(Exercise aim):
Reproduce the data unchanged, from its first line through the line holding "back-button[interactable]: [20, 56, 68, 104]", inclusive.
--- Exercise data ---
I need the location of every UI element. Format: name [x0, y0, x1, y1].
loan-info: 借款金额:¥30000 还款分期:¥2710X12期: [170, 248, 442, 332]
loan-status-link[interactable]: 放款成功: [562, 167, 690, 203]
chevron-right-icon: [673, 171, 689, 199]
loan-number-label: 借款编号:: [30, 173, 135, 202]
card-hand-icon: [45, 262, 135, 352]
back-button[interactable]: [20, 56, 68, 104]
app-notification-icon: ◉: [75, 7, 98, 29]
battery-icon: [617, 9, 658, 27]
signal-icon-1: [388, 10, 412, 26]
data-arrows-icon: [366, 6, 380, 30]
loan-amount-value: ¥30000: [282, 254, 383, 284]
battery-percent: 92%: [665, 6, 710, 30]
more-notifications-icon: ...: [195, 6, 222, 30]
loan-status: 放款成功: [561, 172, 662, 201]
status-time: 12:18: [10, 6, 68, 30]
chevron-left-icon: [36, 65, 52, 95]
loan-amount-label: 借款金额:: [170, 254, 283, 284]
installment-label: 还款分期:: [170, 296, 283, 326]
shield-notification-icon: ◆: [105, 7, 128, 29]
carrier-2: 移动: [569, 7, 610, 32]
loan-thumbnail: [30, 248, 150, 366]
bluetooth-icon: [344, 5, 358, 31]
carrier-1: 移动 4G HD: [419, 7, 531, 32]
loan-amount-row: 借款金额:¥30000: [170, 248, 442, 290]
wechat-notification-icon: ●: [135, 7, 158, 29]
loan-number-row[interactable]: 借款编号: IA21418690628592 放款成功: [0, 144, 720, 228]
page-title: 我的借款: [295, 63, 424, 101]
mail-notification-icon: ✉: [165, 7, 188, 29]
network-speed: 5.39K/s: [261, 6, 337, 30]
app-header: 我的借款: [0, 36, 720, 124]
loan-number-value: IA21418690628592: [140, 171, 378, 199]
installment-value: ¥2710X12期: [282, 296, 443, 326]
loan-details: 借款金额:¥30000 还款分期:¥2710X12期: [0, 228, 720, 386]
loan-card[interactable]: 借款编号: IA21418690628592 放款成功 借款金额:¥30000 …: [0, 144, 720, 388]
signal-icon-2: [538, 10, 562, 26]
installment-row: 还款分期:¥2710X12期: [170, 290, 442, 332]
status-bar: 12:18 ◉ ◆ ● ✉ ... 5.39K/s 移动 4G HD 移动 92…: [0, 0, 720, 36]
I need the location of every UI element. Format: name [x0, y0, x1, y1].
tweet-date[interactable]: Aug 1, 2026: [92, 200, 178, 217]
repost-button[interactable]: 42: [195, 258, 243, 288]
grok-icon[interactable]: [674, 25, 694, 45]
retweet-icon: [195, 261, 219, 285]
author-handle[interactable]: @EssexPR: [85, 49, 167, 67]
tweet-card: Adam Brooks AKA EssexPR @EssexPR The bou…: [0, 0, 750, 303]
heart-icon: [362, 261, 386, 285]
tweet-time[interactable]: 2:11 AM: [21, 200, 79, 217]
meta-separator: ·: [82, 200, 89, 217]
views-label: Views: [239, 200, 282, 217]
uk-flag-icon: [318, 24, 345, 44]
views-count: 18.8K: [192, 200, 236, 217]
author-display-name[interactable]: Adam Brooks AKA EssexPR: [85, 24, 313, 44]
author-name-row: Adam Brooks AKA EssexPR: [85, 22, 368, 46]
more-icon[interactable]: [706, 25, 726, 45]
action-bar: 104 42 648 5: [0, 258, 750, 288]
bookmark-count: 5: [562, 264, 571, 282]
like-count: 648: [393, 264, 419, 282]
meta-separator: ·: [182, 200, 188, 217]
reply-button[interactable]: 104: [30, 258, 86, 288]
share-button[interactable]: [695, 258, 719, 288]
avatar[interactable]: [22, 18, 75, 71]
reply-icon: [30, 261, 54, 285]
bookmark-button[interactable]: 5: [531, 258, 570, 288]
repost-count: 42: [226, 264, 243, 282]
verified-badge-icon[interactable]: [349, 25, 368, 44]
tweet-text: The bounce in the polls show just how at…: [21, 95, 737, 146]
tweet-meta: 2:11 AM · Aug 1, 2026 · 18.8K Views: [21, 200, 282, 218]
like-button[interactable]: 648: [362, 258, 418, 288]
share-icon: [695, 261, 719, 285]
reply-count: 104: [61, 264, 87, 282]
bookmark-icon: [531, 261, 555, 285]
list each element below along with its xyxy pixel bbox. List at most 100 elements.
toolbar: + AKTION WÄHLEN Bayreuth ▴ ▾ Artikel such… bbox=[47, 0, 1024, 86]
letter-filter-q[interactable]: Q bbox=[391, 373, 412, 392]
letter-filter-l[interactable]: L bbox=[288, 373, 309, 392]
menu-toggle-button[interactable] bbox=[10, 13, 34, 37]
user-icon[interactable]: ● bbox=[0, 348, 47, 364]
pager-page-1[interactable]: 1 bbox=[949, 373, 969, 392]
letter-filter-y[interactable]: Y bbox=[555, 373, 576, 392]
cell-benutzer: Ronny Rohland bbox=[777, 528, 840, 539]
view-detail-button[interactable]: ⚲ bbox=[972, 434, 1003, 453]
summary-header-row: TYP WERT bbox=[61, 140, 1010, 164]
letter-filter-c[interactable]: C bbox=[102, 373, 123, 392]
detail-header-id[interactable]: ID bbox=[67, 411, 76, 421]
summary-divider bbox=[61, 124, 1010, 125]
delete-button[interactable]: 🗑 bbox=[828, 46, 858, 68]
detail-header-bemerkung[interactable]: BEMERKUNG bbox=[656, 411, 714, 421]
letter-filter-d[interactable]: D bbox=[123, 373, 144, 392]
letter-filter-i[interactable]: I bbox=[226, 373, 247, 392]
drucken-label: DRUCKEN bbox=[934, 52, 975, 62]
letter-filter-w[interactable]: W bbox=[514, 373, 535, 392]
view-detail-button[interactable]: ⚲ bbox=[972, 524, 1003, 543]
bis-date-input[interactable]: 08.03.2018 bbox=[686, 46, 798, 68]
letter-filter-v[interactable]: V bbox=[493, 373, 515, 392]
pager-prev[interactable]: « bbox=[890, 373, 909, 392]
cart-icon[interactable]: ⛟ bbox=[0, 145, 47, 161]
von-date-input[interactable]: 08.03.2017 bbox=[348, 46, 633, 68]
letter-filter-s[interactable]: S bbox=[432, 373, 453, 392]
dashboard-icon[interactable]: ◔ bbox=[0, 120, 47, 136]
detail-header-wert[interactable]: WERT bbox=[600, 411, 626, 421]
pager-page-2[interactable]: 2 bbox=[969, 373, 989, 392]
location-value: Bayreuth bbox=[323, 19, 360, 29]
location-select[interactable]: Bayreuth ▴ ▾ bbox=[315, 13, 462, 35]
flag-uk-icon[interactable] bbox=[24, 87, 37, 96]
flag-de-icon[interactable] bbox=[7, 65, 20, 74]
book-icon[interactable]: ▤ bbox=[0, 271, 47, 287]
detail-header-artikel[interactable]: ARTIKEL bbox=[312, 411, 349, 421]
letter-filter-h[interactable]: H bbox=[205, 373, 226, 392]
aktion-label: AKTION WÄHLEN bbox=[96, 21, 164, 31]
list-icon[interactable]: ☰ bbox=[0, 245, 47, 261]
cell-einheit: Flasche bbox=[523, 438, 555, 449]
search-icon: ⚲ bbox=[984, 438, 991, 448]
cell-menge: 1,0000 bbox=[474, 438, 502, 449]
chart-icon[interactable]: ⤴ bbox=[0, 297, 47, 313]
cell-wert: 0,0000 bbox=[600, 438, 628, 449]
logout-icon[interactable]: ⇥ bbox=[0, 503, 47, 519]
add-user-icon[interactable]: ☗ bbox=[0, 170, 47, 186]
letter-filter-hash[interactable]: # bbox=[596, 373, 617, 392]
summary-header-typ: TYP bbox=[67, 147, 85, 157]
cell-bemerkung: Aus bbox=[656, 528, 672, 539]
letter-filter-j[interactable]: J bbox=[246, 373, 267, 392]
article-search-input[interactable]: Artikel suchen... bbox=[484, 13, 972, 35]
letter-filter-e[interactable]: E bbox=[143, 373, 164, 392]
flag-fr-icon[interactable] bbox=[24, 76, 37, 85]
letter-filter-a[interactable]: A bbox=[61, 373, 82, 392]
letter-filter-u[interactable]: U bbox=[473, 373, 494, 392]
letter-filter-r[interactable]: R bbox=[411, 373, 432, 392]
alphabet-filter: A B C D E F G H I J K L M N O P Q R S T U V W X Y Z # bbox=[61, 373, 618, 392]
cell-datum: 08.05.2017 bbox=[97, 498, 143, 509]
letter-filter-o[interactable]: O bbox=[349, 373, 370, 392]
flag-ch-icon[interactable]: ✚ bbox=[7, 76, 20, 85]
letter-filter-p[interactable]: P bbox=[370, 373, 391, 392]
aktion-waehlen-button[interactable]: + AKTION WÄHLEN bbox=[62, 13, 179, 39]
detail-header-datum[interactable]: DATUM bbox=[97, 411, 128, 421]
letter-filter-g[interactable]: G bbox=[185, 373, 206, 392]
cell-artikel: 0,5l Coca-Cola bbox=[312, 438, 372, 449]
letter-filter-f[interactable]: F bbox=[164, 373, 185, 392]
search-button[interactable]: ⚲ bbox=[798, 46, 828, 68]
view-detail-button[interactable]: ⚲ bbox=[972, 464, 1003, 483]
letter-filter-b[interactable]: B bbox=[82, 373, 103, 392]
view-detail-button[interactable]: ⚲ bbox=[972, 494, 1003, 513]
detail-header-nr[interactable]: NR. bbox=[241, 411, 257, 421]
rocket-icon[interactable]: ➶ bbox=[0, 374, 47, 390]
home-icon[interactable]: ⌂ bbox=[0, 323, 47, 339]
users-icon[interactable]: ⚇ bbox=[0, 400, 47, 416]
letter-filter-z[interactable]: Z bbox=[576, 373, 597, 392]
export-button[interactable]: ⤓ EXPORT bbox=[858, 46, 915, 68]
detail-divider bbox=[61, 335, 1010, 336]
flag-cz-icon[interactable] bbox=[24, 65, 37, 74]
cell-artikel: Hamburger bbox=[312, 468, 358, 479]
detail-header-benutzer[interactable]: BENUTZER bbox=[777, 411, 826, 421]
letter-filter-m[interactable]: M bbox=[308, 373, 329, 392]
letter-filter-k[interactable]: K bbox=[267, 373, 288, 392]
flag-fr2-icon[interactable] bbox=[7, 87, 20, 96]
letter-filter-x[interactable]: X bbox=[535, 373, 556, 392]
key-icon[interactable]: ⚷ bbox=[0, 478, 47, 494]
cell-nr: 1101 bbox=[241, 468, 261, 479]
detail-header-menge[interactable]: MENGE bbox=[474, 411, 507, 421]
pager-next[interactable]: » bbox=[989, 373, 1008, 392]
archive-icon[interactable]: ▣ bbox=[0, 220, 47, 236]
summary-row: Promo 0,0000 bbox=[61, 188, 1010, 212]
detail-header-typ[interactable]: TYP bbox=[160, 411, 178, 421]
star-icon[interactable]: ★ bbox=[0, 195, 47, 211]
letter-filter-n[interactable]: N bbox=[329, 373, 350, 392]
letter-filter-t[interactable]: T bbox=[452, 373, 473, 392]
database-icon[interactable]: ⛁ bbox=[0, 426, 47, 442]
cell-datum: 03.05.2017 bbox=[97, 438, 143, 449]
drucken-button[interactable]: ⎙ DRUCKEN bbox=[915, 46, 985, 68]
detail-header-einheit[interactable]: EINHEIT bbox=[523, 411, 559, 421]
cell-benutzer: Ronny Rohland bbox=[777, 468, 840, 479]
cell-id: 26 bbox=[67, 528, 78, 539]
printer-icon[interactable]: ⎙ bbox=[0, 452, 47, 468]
---
(Problem solution):
I need the location of every UI element. Format: name [x0, y0, x1, y1].
loan-info: 借款金额:¥30000 还款分期:¥2710X12期: [170, 248, 442, 332]
loan-status-link[interactable]: 放款成功: [562, 167, 690, 203]
chevron-right-icon: [673, 171, 689, 199]
loan-number-label: 借款编号:: [30, 173, 135, 202]
card-hand-icon: [45, 262, 135, 352]
back-button[interactable]: [20, 56, 68, 104]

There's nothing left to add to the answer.